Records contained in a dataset
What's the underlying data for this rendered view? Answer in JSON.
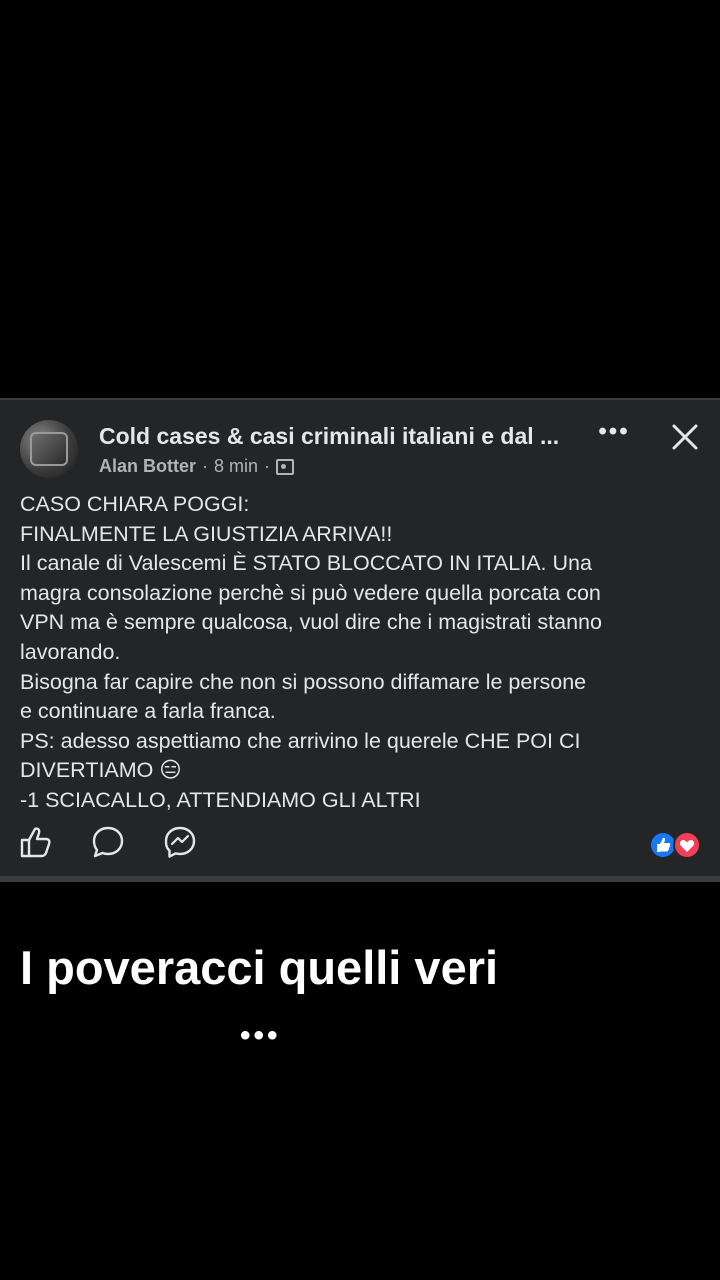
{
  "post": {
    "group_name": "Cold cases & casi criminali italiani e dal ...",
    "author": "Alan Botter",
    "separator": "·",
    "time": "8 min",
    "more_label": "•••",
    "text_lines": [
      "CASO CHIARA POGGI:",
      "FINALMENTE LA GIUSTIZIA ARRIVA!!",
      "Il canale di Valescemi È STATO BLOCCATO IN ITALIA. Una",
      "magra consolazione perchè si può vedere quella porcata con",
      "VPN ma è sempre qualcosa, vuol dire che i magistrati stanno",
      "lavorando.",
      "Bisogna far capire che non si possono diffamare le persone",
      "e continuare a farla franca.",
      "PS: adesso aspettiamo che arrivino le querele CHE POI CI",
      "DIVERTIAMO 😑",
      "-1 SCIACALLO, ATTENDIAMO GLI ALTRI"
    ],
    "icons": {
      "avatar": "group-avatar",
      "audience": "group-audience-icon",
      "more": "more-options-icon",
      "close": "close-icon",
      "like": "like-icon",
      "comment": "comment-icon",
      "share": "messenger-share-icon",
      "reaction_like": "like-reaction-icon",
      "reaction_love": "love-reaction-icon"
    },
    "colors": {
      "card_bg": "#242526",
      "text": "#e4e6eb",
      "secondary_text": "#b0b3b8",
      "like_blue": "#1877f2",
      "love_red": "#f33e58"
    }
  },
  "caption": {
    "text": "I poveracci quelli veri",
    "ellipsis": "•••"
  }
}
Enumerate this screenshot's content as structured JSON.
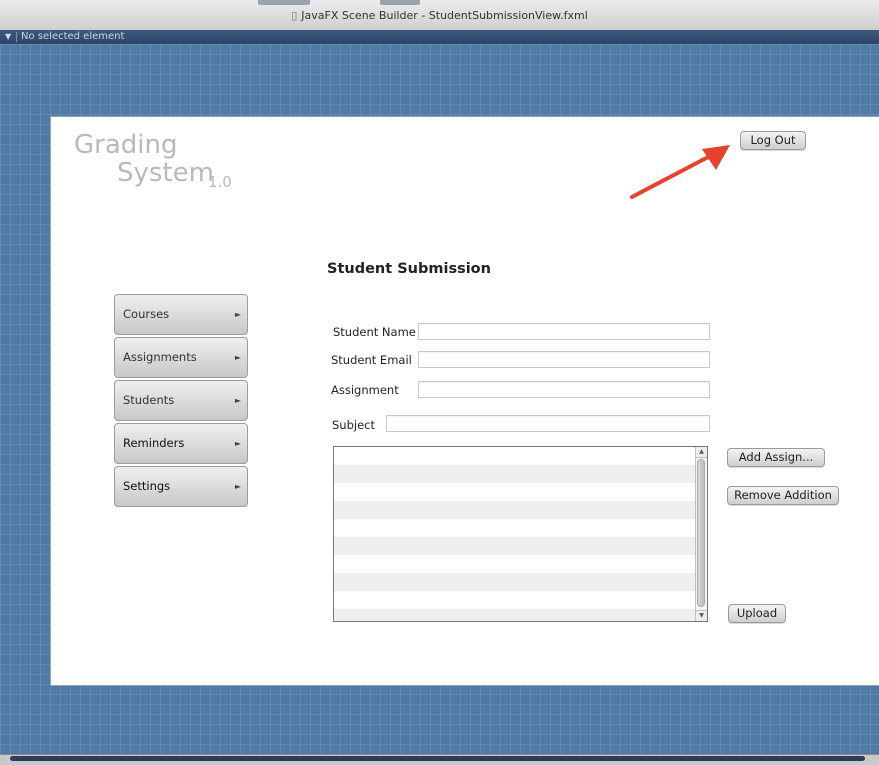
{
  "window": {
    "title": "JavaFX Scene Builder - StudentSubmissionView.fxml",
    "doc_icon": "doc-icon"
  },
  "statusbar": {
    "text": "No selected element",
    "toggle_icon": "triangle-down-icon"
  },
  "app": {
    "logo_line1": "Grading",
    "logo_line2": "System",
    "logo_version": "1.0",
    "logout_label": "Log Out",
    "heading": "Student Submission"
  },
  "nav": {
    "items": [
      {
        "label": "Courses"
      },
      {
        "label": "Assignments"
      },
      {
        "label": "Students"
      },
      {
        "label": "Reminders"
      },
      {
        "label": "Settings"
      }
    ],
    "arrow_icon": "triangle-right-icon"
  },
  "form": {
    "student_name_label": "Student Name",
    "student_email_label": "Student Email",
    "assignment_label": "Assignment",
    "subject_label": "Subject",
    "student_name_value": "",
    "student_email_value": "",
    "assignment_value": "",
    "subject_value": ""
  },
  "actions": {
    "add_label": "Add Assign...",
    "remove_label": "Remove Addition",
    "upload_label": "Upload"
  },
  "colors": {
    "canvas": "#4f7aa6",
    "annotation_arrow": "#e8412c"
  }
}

**Given problem**
Repeat each entry above word for word, leaving every picture out.

**Complete answer**
What's the underlying data for this rendered view? Answer in JSON.
{
  "post": {
    "group_name": "Cold cases & casi criminali italiani e dal ...",
    "author": "Alan Botter",
    "separator": "·",
    "time": "8 min",
    "more_label": "•••",
    "text_lines": [
      "CASO CHIARA POGGI:",
      "FINALMENTE LA GIUSTIZIA ARRIVA!!",
      "Il canale di Valescemi È STATO BLOCCATO IN ITALIA. Una",
      "magra consolazione perchè si può vedere quella porcata con",
      "VPN ma è sempre qualcosa, vuol dire che i magistrati stanno",
      "lavorando.",
      "Bisogna far capire che non si possono diffamare le persone",
      "e continuare a farla franca.",
      "PS: adesso aspettiamo che arrivino le querele CHE POI CI",
      "DIVERTIAMO 😑",
      "-1 SCIACALLO, ATTENDIAMO GLI ALTRI"
    ],
    "icons": {
      "avatar": "group-avatar",
      "audience": "group-audience-icon",
      "more": "more-options-icon",
      "close": "close-icon",
      "like": "like-icon",
      "comment": "comment-icon",
      "share": "messenger-share-icon",
      "reaction_like": "like-reaction-icon",
      "reaction_love": "love-reaction-icon"
    },
    "colors": {
      "card_bg": "#242526",
      "text": "#e4e6eb",
      "secondary_text": "#b0b3b8",
      "like_blue": "#1877f2",
      "love_red": "#f33e58"
    }
  },
  "caption": {
    "text": "I poveracci quelli veri",
    "ellipsis": "•••"
  }
}
Enumerate this screenshot's content as structured JSON.
{
  "window": {
    "title": "JavaFX Scene Builder - StudentSubmissionView.fxml",
    "doc_icon": "doc-icon"
  },
  "statusbar": {
    "text": "No selected element",
    "toggle_icon": "triangle-down-icon"
  },
  "app": {
    "logo_line1": "Grading",
    "logo_line2": "System",
    "logo_version": "1.0",
    "logout_label": "Log Out",
    "heading": "Student Submission"
  },
  "nav": {
    "items": [
      {
        "label": "Courses"
      },
      {
        "label": "Assignments"
      },
      {
        "label": "Students"
      },
      {
        "label": "Reminders"
      },
      {
        "label": "Settings"
      }
    ],
    "arrow_icon": "triangle-right-icon"
  },
  "form": {
    "student_name_label": "Student Name",
    "student_email_label": "Student Email",
    "assignment_label": "Assignment",
    "subject_label": "Subject",
    "student_name_value": "",
    "student_email_value": "",
    "assignment_value": "",
    "subject_value": ""
  },
  "actions": {
    "add_label": "Add Assign...",
    "remove_label": "Remove Addition",
    "upload_label": "Upload"
  },
  "colors": {
    "canvas": "#4f7aa6",
    "annotation_arrow": "#e8412c"
  }
}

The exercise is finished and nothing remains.